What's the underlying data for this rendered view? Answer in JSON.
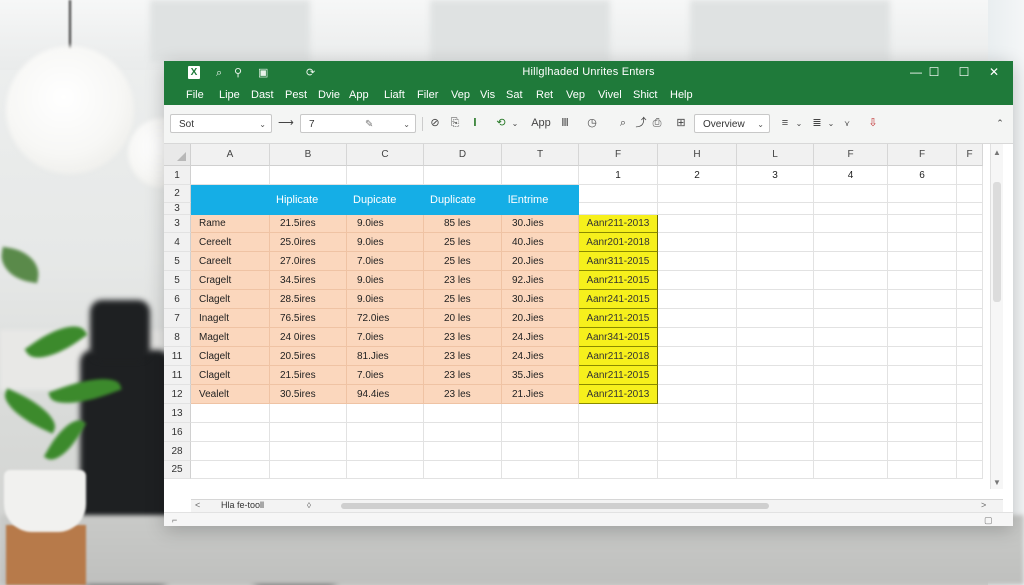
{
  "window": {
    "title": "Hillglhaded Unrites Enters",
    "logo": "X",
    "quick_icons": [
      "⌕",
      "⚲",
      "▣",
      "⟳"
    ],
    "controls": [
      "—",
      "☐",
      "☐",
      "✕"
    ]
  },
  "menu": [
    "File",
    "Lipe",
    "Dast",
    "Pest",
    "Dvie",
    "App",
    "Liaft",
    "Filer",
    "Vep",
    "Vis",
    "Sat",
    "Ret",
    "Vep",
    "Vivel",
    "Shict",
    "Help"
  ],
  "toolbar": {
    "font_value": "Sot",
    "size_value": "7",
    "app_label": "App",
    "view_label": "Overview",
    "icons": [
      "⟶",
      "✎",
      "⊘",
      "⎘",
      "𝐈",
      "⟲",
      "⌕",
      "⤴",
      "⎙",
      "⊞",
      "≡",
      "≣",
      "⋎",
      "⇩"
    ]
  },
  "columns": [
    "A",
    "B",
    "C",
    "D",
    "T",
    "F",
    "H",
    "L",
    "F",
    "F",
    "F"
  ],
  "row_numbers": [
    "1",
    "2",
    "3",
    "3",
    "4",
    "5",
    "5",
    "6",
    "7",
    "8",
    "11",
    "11",
    "12",
    "13",
    "16",
    "28",
    "25"
  ],
  "row1_values": [
    "1",
    "2",
    "3",
    "4",
    "6"
  ],
  "table": {
    "headers": [
      "Hiplicate",
      "Dupicate",
      "Duplicate",
      "lEntrime"
    ],
    "rows": [
      [
        "Rame",
        "21.5ires",
        "9.0ies",
        "85 les",
        "30.Jies",
        "Aanr211-2013"
      ],
      [
        "Cereelt",
        "25.0ires",
        "9.0ies",
        "25 les",
        "40.Jies",
        "Aanr201-2018"
      ],
      [
        "Careelt",
        "27.0ires",
        "7.0ies",
        "25 les",
        "20.Jies",
        "Aanr311-2015"
      ],
      [
        "Cragelt",
        "34.5ires",
        "9.0ies",
        "23 les",
        "92.Jies",
        "Aanr211-2015"
      ],
      [
        "Clagelt",
        "28.5ires",
        "9.0ies",
        "25 les",
        "30.Jies",
        "Aanr241-2015"
      ],
      [
        "Inagelt",
        "76.5ires",
        "72.0ies",
        "20 les",
        "20.Jies",
        "Aanr211-2015"
      ],
      [
        "Magelt",
        "24 0ires",
        "7.0ies",
        "23 les",
        "24.Jies",
        "Aanr341-2015"
      ],
      [
        "Clagelt",
        "20.5ires",
        "81.Jies",
        "23 les",
        "24.Jies",
        "Aanr211-2018"
      ],
      [
        "Clagelt",
        "21.5ires",
        "7.0ies",
        "23 les",
        "35.Jies",
        "Aanr211-2015"
      ],
      [
        "Vealelt",
        "30.5ires",
        "94.4ies",
        "23 les",
        "21.Jies",
        "Aanr211-2013"
      ]
    ]
  },
  "sheet": {
    "nav_left": "<",
    "tab_label": "Hla fe-tooll",
    "nav_right": ">"
  },
  "colors": {
    "titlebar": "#1f7a3a",
    "header_fill": "#15aee6",
    "data_fill": "#fbd7bd",
    "date_fill": "#f6f01c"
  }
}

Task objective: Write out the records above once more, word for word, with no pictures.

Task response:
What's the underlying data for this rendered view? Answer in JSON.
{
  "window": {
    "title": "Hillglhaded Unrites Enters",
    "logo": "X",
    "quick_icons": [
      "⌕",
      "⚲",
      "▣",
      "⟳"
    ],
    "controls": [
      "—",
      "☐",
      "☐",
      "✕"
    ]
  },
  "menu": [
    "File",
    "Lipe",
    "Dast",
    "Pest",
    "Dvie",
    "App",
    "Liaft",
    "Filer",
    "Vep",
    "Vis",
    "Sat",
    "Ret",
    "Vep",
    "Vivel",
    "Shict",
    "Help"
  ],
  "toolbar": {
    "font_value": "Sot",
    "size_value": "7",
    "app_label": "App",
    "view_label": "Overview",
    "icons": [
      "⟶",
      "✎",
      "⊘",
      "⎘",
      "𝐈",
      "⟲",
      "⌕",
      "⤴",
      "⎙",
      "⊞",
      "≡",
      "≣",
      "⋎",
      "⇩"
    ]
  },
  "columns": [
    "A",
    "B",
    "C",
    "D",
    "T",
    "F",
    "H",
    "L",
    "F",
    "F",
    "F"
  ],
  "row_numbers": [
    "1",
    "2",
    "3",
    "3",
    "4",
    "5",
    "5",
    "6",
    "7",
    "8",
    "11",
    "11",
    "12",
    "13",
    "16",
    "28",
    "25"
  ],
  "row1_values": [
    "1",
    "2",
    "3",
    "4",
    "6"
  ],
  "table": {
    "headers": [
      "Hiplicate",
      "Dupicate",
      "Duplicate",
      "lEntrime"
    ],
    "rows": [
      [
        "Rame",
        "21.5ires",
        "9.0ies",
        "85 les",
        "30.Jies",
        "Aanr211-2013"
      ],
      [
        "Cereelt",
        "25.0ires",
        "9.0ies",
        "25 les",
        "40.Jies",
        "Aanr201-2018"
      ],
      [
        "Careelt",
        "27.0ires",
        "7.0ies",
        "25 les",
        "20.Jies",
        "Aanr311-2015"
      ],
      [
        "Cragelt",
        "34.5ires",
        "9.0ies",
        "23 les",
        "92.Jies",
        "Aanr211-2015"
      ],
      [
        "Clagelt",
        "28.5ires",
        "9.0ies",
        "25 les",
        "30.Jies",
        "Aanr241-2015"
      ],
      [
        "Inagelt",
        "76.5ires",
        "72.0ies",
        "20 les",
        "20.Jies",
        "Aanr211-2015"
      ],
      [
        "Magelt",
        "24 0ires",
        "7.0ies",
        "23 les",
        "24.Jies",
        "Aanr341-2015"
      ],
      [
        "Clagelt",
        "20.5ires",
        "81.Jies",
        "23 les",
        "24.Jies",
        "Aanr211-2018"
      ],
      [
        "Clagelt",
        "21.5ires",
        "7.0ies",
        "23 les",
        "35.Jies",
        "Aanr211-2015"
      ],
      [
        "Vealelt",
        "30.5ires",
        "94.4ies",
        "23 les",
        "21.Jies",
        "Aanr211-2013"
      ]
    ]
  },
  "sheet": {
    "nav_left": "<",
    "tab_label": "Hla fe-tooll",
    "nav_right": ">"
  },
  "colors": {
    "titlebar": "#1f7a3a",
    "header_fill": "#15aee6",
    "data_fill": "#fbd7bd",
    "date_fill": "#f6f01c"
  }
}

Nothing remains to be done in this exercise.